*Written task*.
Every line must be returned precisely as it is written.

□ □ □ □

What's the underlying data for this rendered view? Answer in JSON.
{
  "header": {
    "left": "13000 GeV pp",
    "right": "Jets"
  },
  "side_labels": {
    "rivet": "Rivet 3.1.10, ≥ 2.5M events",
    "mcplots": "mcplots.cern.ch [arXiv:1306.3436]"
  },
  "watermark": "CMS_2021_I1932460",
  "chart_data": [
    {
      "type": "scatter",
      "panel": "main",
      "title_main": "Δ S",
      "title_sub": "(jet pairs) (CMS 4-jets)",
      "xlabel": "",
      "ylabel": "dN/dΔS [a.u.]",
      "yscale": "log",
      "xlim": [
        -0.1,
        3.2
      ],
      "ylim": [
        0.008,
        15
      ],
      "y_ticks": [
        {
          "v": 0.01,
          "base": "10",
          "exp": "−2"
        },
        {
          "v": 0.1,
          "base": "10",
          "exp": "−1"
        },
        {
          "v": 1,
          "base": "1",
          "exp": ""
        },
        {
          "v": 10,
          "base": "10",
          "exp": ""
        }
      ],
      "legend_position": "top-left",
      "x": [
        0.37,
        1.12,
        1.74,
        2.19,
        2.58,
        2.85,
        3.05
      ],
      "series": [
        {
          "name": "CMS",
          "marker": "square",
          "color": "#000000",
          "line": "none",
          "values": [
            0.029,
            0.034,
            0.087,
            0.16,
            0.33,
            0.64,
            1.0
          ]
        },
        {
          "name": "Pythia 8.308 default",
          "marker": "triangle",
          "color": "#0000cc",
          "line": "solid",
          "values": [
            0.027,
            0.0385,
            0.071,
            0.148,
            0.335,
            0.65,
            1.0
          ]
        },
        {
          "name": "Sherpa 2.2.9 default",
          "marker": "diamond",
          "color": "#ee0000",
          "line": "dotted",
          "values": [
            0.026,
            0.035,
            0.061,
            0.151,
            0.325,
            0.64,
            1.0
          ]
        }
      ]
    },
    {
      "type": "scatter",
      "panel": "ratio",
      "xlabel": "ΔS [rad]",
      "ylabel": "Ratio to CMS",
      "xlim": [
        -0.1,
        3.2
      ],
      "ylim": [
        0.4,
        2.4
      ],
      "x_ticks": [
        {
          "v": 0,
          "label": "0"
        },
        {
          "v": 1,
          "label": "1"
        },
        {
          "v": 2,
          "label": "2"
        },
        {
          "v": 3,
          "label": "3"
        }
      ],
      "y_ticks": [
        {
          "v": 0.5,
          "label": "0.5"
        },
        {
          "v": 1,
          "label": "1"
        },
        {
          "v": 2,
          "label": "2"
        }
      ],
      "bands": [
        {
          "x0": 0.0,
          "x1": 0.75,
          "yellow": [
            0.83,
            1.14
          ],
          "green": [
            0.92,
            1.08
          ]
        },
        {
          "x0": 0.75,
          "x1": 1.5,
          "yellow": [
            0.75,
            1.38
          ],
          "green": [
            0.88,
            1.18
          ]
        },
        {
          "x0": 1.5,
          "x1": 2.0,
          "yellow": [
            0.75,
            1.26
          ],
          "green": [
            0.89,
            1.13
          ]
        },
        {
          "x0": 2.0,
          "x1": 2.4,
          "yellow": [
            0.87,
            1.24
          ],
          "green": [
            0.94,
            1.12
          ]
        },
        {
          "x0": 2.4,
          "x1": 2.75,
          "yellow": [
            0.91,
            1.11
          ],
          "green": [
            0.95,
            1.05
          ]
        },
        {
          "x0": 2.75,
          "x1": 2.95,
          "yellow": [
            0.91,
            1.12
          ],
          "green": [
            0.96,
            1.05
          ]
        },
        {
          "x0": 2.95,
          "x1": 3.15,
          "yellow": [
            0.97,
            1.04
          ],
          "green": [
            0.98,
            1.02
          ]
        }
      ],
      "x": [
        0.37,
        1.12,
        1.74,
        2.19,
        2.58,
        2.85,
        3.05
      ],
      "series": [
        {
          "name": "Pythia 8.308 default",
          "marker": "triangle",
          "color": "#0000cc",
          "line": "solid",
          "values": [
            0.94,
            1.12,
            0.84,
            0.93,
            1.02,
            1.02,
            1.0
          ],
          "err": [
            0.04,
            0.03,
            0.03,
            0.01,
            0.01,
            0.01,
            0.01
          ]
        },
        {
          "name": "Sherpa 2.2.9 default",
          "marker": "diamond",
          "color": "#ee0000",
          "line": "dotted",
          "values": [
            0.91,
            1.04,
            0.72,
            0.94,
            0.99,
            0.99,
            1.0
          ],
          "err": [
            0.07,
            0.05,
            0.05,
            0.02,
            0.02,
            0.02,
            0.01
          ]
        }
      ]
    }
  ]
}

□ □ □ □

*The reply*.
What's the underlying data for this rendered view? Answer in JSON.
{
  "header": {
    "left": "13000 GeV pp",
    "right": "Jets"
  },
  "side_labels": {
    "rivet": "Rivet 3.1.10, ≥ 2.5M events",
    "mcplots": "mcplots.cern.ch [arXiv:1306.3436]"
  },
  "watermark": "CMS_2021_I1932460",
  "chart_data": [
    {
      "type": "scatter",
      "panel": "main",
      "title_main": "Δ S",
      "title_sub": "(jet pairs) (CMS 4-jets)",
      "xlabel": "",
      "ylabel": "dN/dΔS [a.u.]",
      "yscale": "log",
      "xlim": [
        -0.1,
        3.2
      ],
      "ylim": [
        0.008,
        15
      ],
      "y_ticks": [
        {
          "v": 0.01,
          "base": "10",
          "exp": "−2"
        },
        {
          "v": 0.1,
          "base": "10",
          "exp": "−1"
        },
        {
          "v": 1,
          "base": "1",
          "exp": ""
        },
        {
          "v": 10,
          "base": "10",
          "exp": ""
        }
      ],
      "legend_position": "top-left",
      "x": [
        0.37,
        1.12,
        1.74,
        2.19,
        2.58,
        2.85,
        3.05
      ],
      "series": [
        {
          "name": "CMS",
          "marker": "square",
          "color": "#000000",
          "line": "none",
          "values": [
            0.029,
            0.034,
            0.087,
            0.16,
            0.33,
            0.64,
            1.0
          ]
        },
        {
          "name": "Pythia 8.308 default",
          "marker": "triangle",
          "color": "#0000cc",
          "line": "solid",
          "values": [
            0.027,
            0.0385,
            0.071,
            0.148,
            0.335,
            0.65,
            1.0
          ]
        },
        {
          "name": "Sherpa 2.2.9 default",
          "marker": "diamond",
          "color": "#ee0000",
          "line": "dotted",
          "values": [
            0.026,
            0.035,
            0.061,
            0.151,
            0.325,
            0.64,
            1.0
          ]
        }
      ]
    },
    {
      "type": "scatter",
      "panel": "ratio",
      "xlabel": "ΔS [rad]",
      "ylabel": "Ratio to CMS",
      "xlim": [
        -0.1,
        3.2
      ],
      "ylim": [
        0.4,
        2.4
      ],
      "x_ticks": [
        {
          "v": 0,
          "label": "0"
        },
        {
          "v": 1,
          "label": "1"
        },
        {
          "v": 2,
          "label": "2"
        },
        {
          "v": 3,
          "label": "3"
        }
      ],
      "y_ticks": [
        {
          "v": 0.5,
          "label": "0.5"
        },
        {
          "v": 1,
          "label": "1"
        },
        {
          "v": 2,
          "label": "2"
        }
      ],
      "bands": [
        {
          "x0": 0.0,
          "x1": 0.75,
          "yellow": [
            0.83,
            1.14
          ],
          "green": [
            0.92,
            1.08
          ]
        },
        {
          "x0": 0.75,
          "x1": 1.5,
          "yellow": [
            0.75,
            1.38
          ],
          "green": [
            0.88,
            1.18
          ]
        },
        {
          "x0": 1.5,
          "x1": 2.0,
          "yellow": [
            0.75,
            1.26
          ],
          "green": [
            0.89,
            1.13
          ]
        },
        {
          "x0": 2.0,
          "x1": 2.4,
          "yellow": [
            0.87,
            1.24
          ],
          "green": [
            0.94,
            1.12
          ]
        },
        {
          "x0": 2.4,
          "x1": 2.75,
          "yellow": [
            0.91,
            1.11
          ],
          "green": [
            0.95,
            1.05
          ]
        },
        {
          "x0": 2.75,
          "x1": 2.95,
          "yellow": [
            0.91,
            1.12
          ],
          "green": [
            0.96,
            1.05
          ]
        },
        {
          "x0": 2.95,
          "x1": 3.15,
          "yellow": [
            0.97,
            1.04
          ],
          "green": [
            0.98,
            1.02
          ]
        }
      ],
      "x": [
        0.37,
        1.12,
        1.74,
        2.19,
        2.58,
        2.85,
        3.05
      ],
      "series": [
        {
          "name": "Pythia 8.308 default",
          "marker": "triangle",
          "color": "#0000cc",
          "line": "solid",
          "values": [
            0.94,
            1.12,
            0.84,
            0.93,
            1.02,
            1.02,
            1.0
          ],
          "err": [
            0.04,
            0.03,
            0.03,
            0.01,
            0.01,
            0.01,
            0.01
          ]
        },
        {
          "name": "Sherpa 2.2.9 default",
          "marker": "diamond",
          "color": "#ee0000",
          "line": "dotted",
          "values": [
            0.91,
            1.04,
            0.72,
            0.94,
            0.99,
            0.99,
            1.0
          ],
          "err": [
            0.07,
            0.05,
            0.05,
            0.02,
            0.02,
            0.02,
            0.01
          ]
        }
      ]
    }
  ]
}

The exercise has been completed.